• PROBLEM DESCRIPTION: Tally the lines holding "outcome" and state only that figure.

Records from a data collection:
* Start *
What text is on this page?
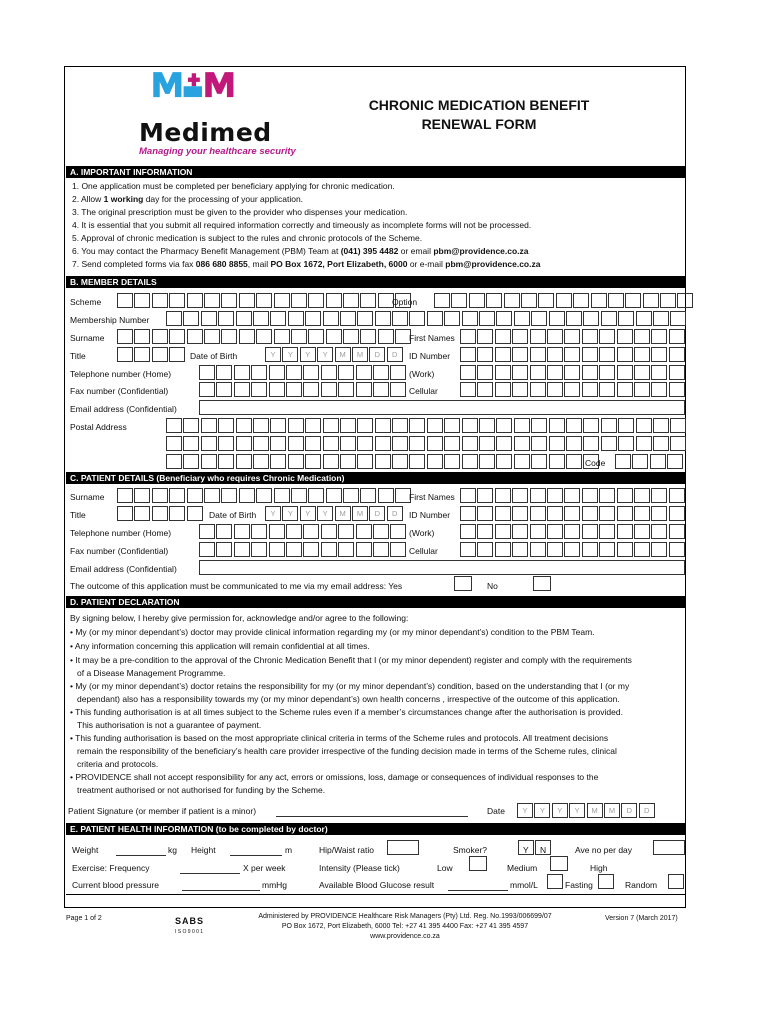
Medimed
Managing your healthcare security
CHRONIC MEDICATION BENEFIT
RENEWAL FORM
A. IMPORTANT INFORMATION
1. One application must be completed per beneficiary applying for chronic medication.
2. Allow 1 working day for the processing of your application.
3. The original prescription must be given to the provider who dispenses your medication.
4. It is essential that you submit all required information correctly and timeously as incomplete forms will not be processed.
5. Approval of chronic medication is subject to the rules and chronic protocols of the Scheme.
6. You may contact the Pharmacy Benefit Management (PBM) Team at (041) 395 4482 or email pbm@providence.co.za
7. Send completed forms via fax 086 680 8855, mail PO Box 1672, Port Elizabeth, 6000 or e-mail pbm@providence.co.za
B. MEMBER DETAILS
Scheme	Option
Membership Number
Surname	First Names
Title	Date of Birth	Y	Y	Y	Y	M	M	D	D	ID Number
Telephone number (Home)	(Work)
Fax number (Confidential)	Cellular
Email address (Confidential)
Postal Address
Code
C. PATIENT DETAILS (Beneficiary who requires Chronic Medication)
Surname	First Names
Title	Date of Birth	Y	Y	Y	Y	M	M	D	D	ID Number
Telephone number (Home)	(Work)
Fax number (Confidential)	Cellular
Email address (Confidential)
The outcome of this application must be communicated to me via my email address: Yes	No
D. PATIENT DECLARATION
By signing below, I hereby give permission for, acknowledge and/or agree to the following:
• My (or my minor dependant’s) doctor may provide clinical information regarding my (or my minor dependant’s) condition to the PBM Team.
• Any information concerning this application will remain confidential at all times.
• It may be a pre-condition to the approval of the Chronic Medication Benefit that I (or my minor dependent) register and comply with the requirements
of a Disease Management Programme.
• My (or my minor dependant’s) doctor retains the responsibility for my (or my minor dependant’s) condition, based on the understanding that I (or my
dependant) also has a responsibility towards my (or my minor dependant’s) own health concerns , irrespective of the outcome of this application.
• This funding authorisation is at all times subject to the Scheme rules even if a member’s circumstances change after the authorisation is provided.
This authorisation is not a guarantee of payment.
• This funding authorisation is based on the most appropriate clinical criteria in terms of the Scheme rules and protocols. All treatment decisions
remain the responsibility of the beneficiary’s health care provider irrespective of the funding decision made in terms of the Scheme rules, clinical
criteria and protocols.
• PROVIDENCE shall not accept responsibility for any act, errors or omissions, loss, damage or consequences of individual responses to the
treatment authorised or not authorised for funding by the Scheme.
Patient Signature (or member if patient is a minor)	Date	Y	Y	Y	Y	M	M	D	D
E. PATIENT HEALTH INFORMATION (to be completed by doctor)
Weight	kg Height	m	Hip/Waist ratio	Smoker?	Y N	Ave no per day
Exercise: Frequency	X per week	Intensity (Please tick)	Low	Medium	High
Current blood pressure	mmHg	Available Blood Glucose result	mmol/L	Fasting	Random
Page 1 of 2	SABS
I S O 9 0 0 1
Administered by PROVIDENCE Healthcare Risk Managers (Pty) Ltd. Reg. No.1993/006699/07
PO Box 1672, Port Elizabeth, 6000 Tel: +27 41 395 4400 Fax: +27 41 395 4597
www.providence.co.za
Version 7 (March 2017)
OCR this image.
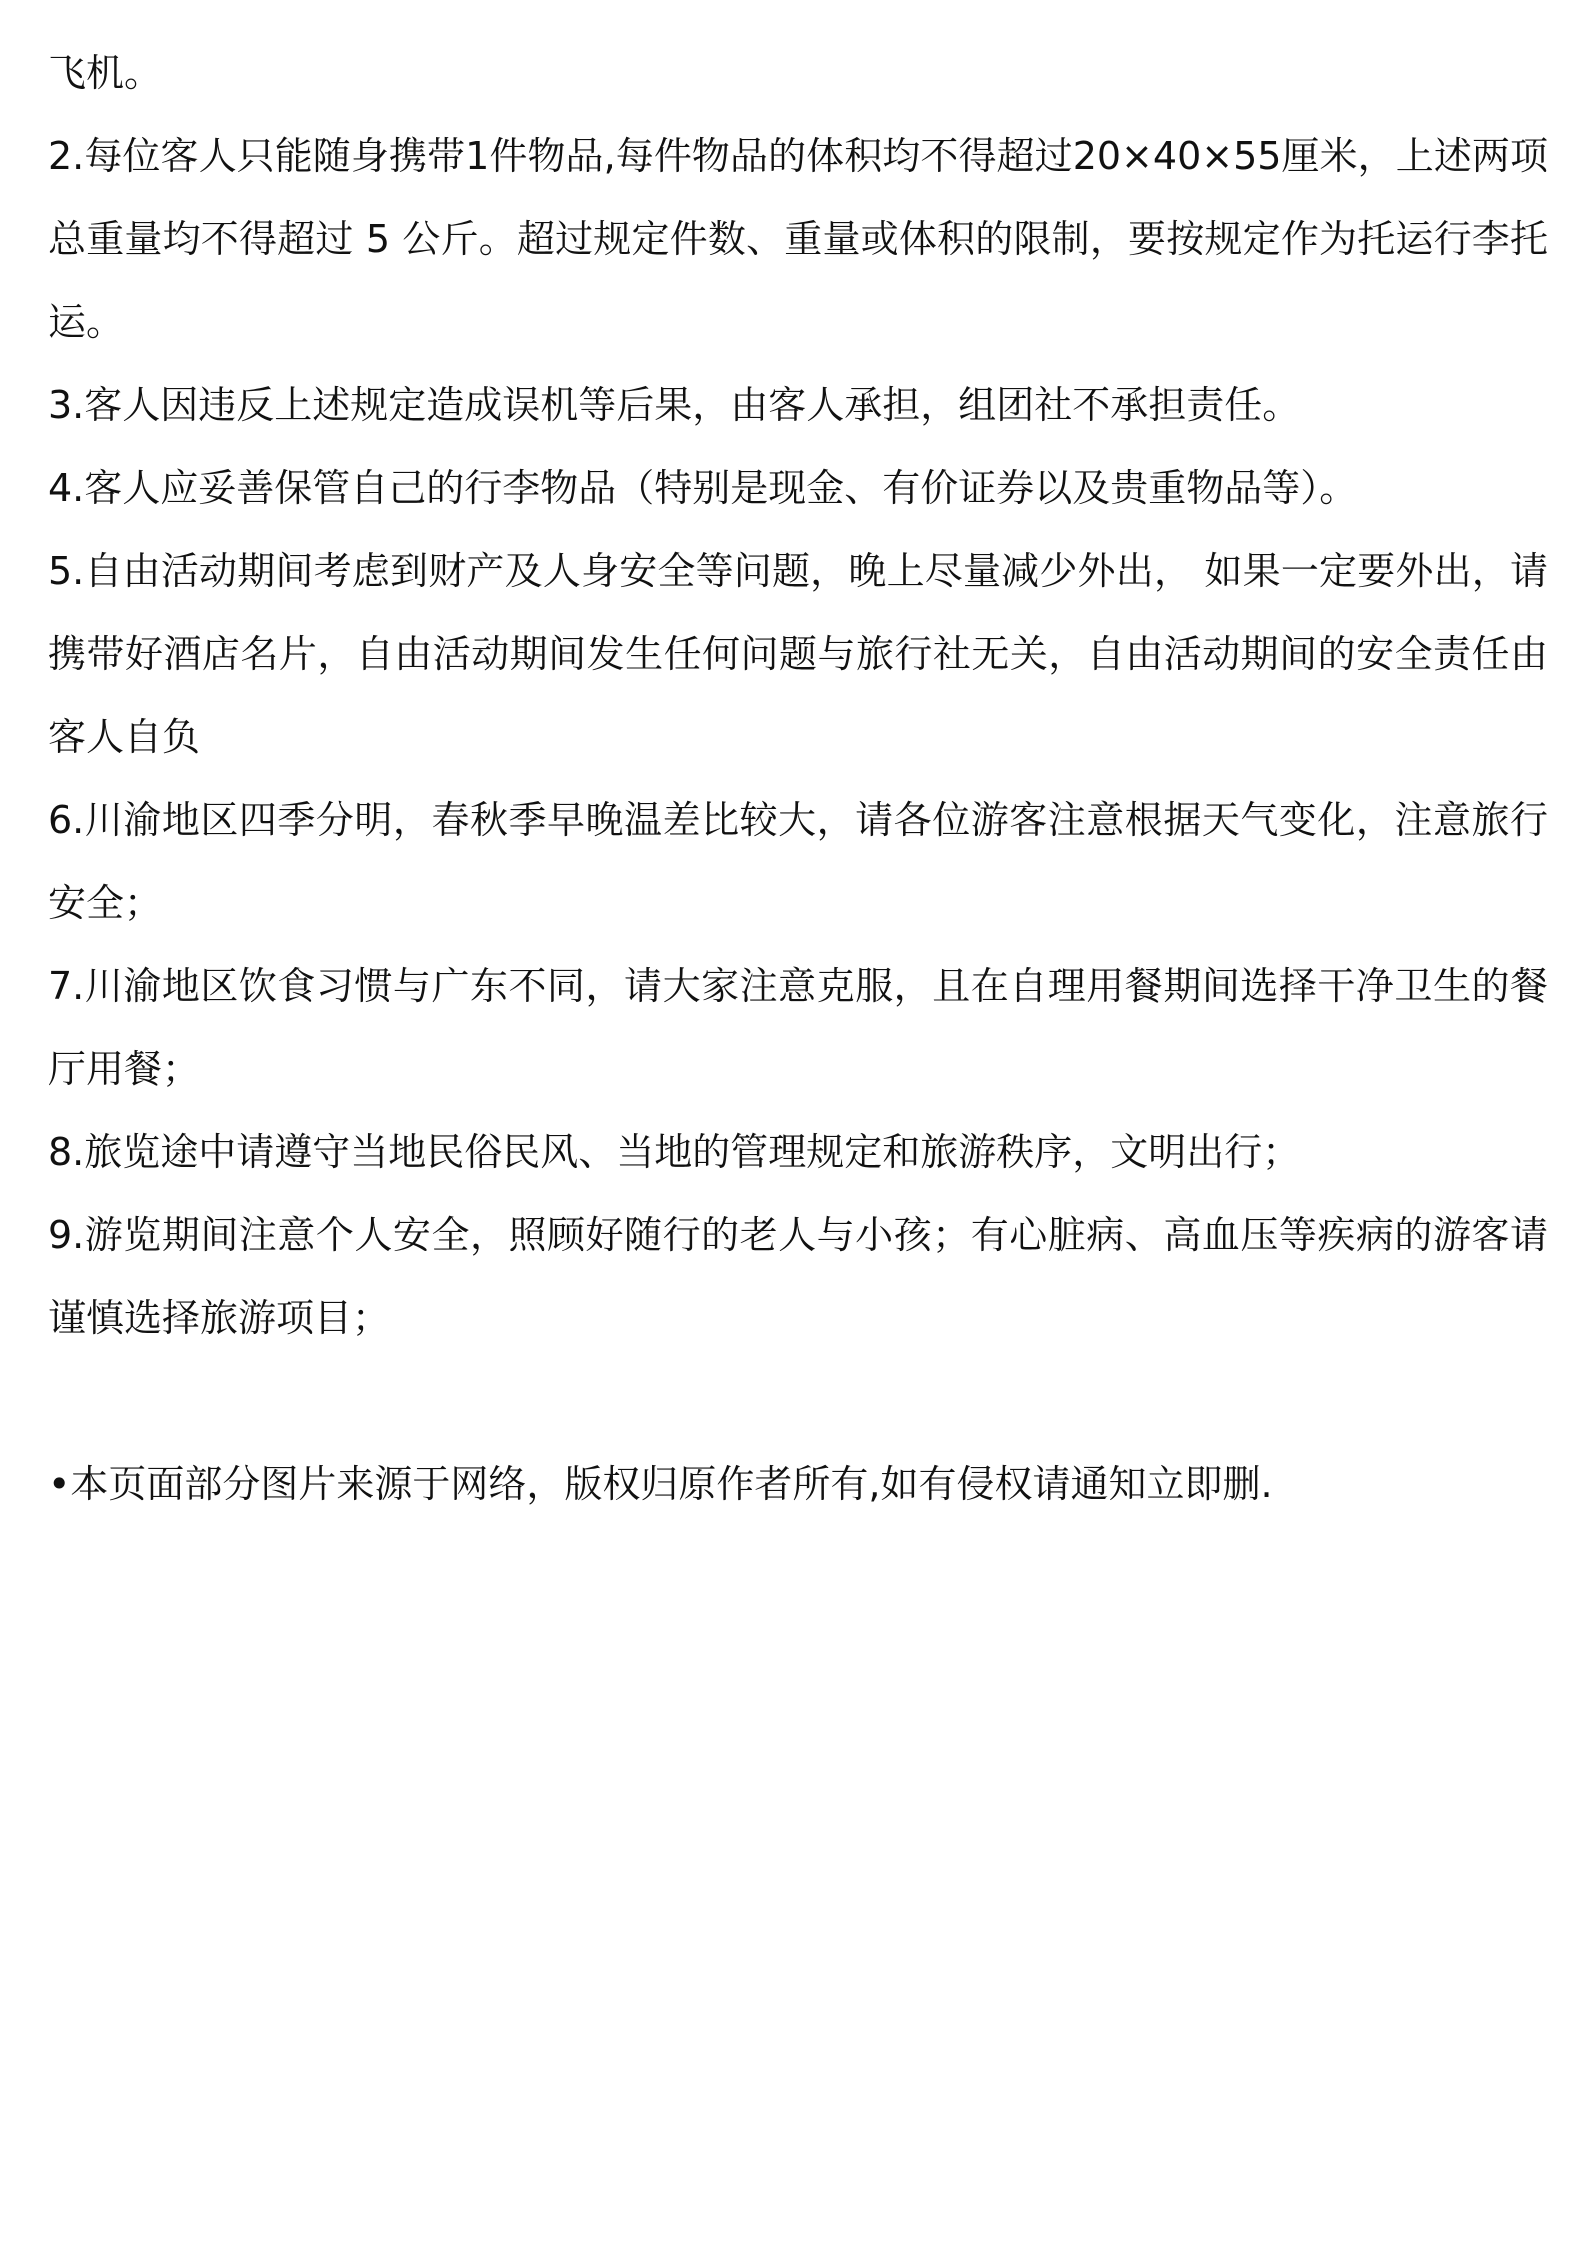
飞机。

2.每位客人只能随身携带1件物品,每件物品的体积均不得超过20×40×55厘米，上述两项总重量均不得超过 5 公斤。超过规定件数、重量或体积的限制，要按规定作为托运行李托运。

3.客人因违反上述规定造成误机等后果，由客人承担，组团社不承担责任。

4.客人应妥善保管自己的行李物品（特别是现金、有价证券以及贵重物品等）。

5.自由活动期间考虑到财产及人身安全等问题，晚上尽量减少外出， 如果一定要外出，请携带好酒店名片，自由活动期间发生任何问题与旅行社无关，自由活动期间的安全责任由客人自负

6.川渝地区四季分明，春秋季早晚温差比较大，请各位游客注意根据天气变化，注意旅行安全；

7.川渝地区饮食习惯与广东不同，请大家注意克服，且在自理用餐期间选择干净卫生的餐厅用餐；

8.旅览途中请遵守当地民俗民风、当地的管理规定和旅游秩序，文明出行；

9.游览期间注意个人安全，照顾好随行的老人与小孩；有心脏病、高血压等疾病的游客请谨慎选择旅游项目；

•本页面部分图片来源于网络，版权归原作者所有,如有侵权请通知立即删.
* End *
• FINAL ANSWER: 2